··· DATASET EXCERPTS ···

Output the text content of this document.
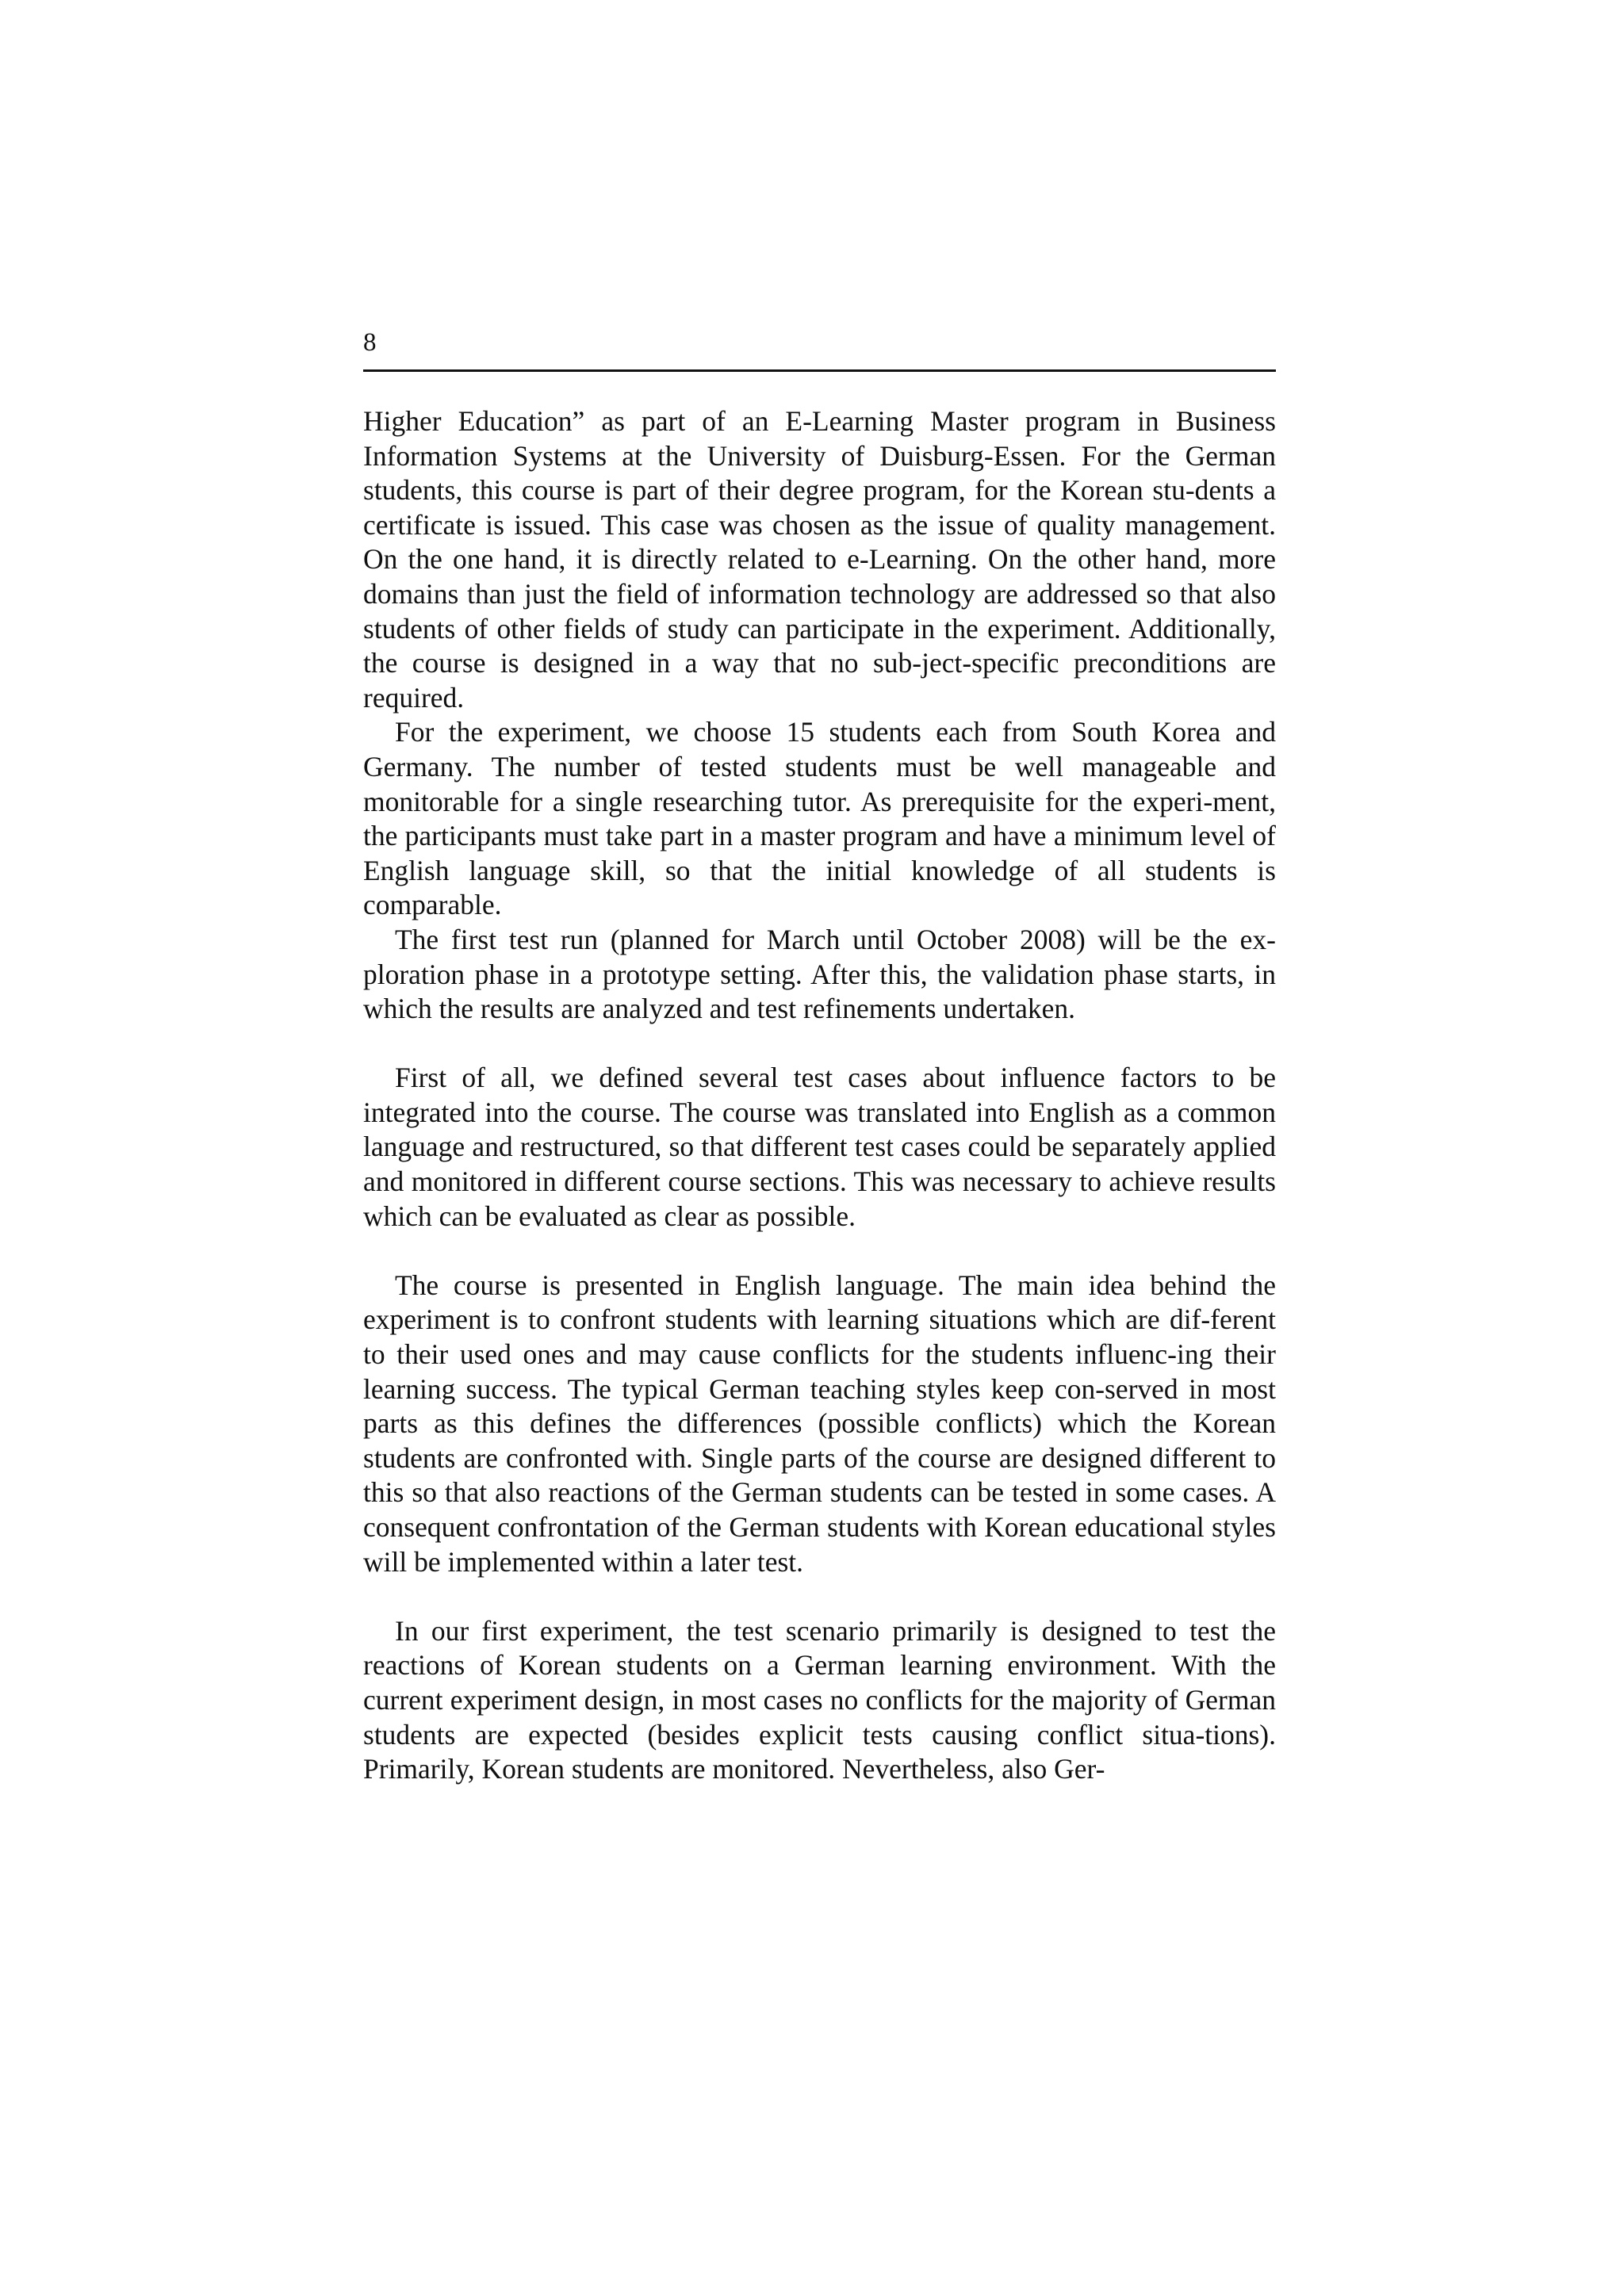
8

Higher Education” as part of an E-Learning Master program in Business Information Systems at the University of Duisburg-Essen. For the German students, this course is part of their degree program, for the Korean stu-dents a certificate is issued. This case was chosen as the issue of quality management. On the one hand, it is directly related to e-Learning. On the other hand, more domains than just the field of information technology are addressed so that also students of other fields of study can participate in the experiment. Additionally, the course is designed in a way that no sub-ject-specific preconditions are required.

For the experiment, we choose 15 students each from South Korea and Germany. The number of tested students must be well manageable and monitorable for a single researching tutor. As prerequisite for the experi-ment, the participants must take part in a master program and have a minimum level of English language skill, so that the initial knowledge of all students is comparable.

The first test run (planned for March until October 2008) will be the ex-ploration phase in a prototype setting. After this, the validation phase starts, in which the results are analyzed and test refinements undertaken.

First of all, we defined several test cases about influence factors to be integrated into the course. The course was translated into English as a common language and restructured, so that different test cases could be separately applied and monitored in different course sections. This was necessary to achieve results which can be evaluated as clear as possible.

The course is presented in English language. The main idea behind the experiment is to confront students with learning situations which are dif-ferent to their used ones and may cause conflicts for the students influenc-ing their learning success. The typical German teaching styles keep con-served in most parts as this defines the differences (possible conflicts) which the Korean students are confronted with. Single parts of the course are designed different to this so that also reactions of the German students can be tested in some cases. A consequent confrontation of the German students with Korean educational styles will be implemented within a later test.

In our first experiment, the test scenario primarily is designed to test the reactions of Korean students on a German learning environment. With the current experiment design, in most cases no conflicts for the majority of German students are expected (besides explicit tests causing conflict situa-tions). Primarily, Korean students are monitored. Nevertheless, also Ger-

···

**PROBLEM TO WORK ON:** Reproduce the full material exactly, excluding the pictures.

**FULL OUTPUT:**
Output the text content of this document.
8

Higher Education” as part of an E-Learning Master program in Business Information Systems at the University of Duisburg-Essen. For the German students, this course is part of their degree program, for the Korean stu-dents a certificate is issued. This case was chosen as the issue of quality management. On the one hand, it is directly related to e-Learning. On the other hand, more domains than just the field of information technology are addressed so that also students of other fields of study can participate in the experiment. Additionally, the course is designed in a way that no sub-ject-specific preconditions are required.

For the experiment, we choose 15 students each from South Korea and Germany. The number of tested students must be well manageable and monitorable for a single researching tutor. As prerequisite for the experi-ment, the participants must take part in a master program and have a minimum level of English language skill, so that the initial knowledge of all students is comparable.

The first test run (planned for March until October 2008) will be the ex-ploration phase in a prototype setting. After this, the validation phase starts, in which the results are analyzed and test refinements undertaken.

First of all, we defined several test cases about influence factors to be integrated into the course. The course was translated into English as a common language and restructured, so that different test cases could be separately applied and monitored in different course sections. This was necessary to achieve results which can be evaluated as clear as possible.

The course is presented in English language. The main idea behind the experiment is to confront students with learning situations which are dif-ferent to their used ones and may cause conflicts for the students influenc-ing their learning success. The typical German teaching styles keep con-served in most parts as this defines the differences (possible conflicts) which the Korean students are confronted with. Single parts of the course are designed different to this so that also reactions of the German students can be tested in some cases. A consequent confrontation of the German students with Korean educational styles will be implemented within a later test.

In our first experiment, the test scenario primarily is designed to test the reactions of Korean students on a German learning environment. With the current experiment design, in most cases no conflicts for the majority of German students are expected (besides explicit tests causing conflict situa-tions). Primarily, Korean students are monitored. Nevertheless, also Ger-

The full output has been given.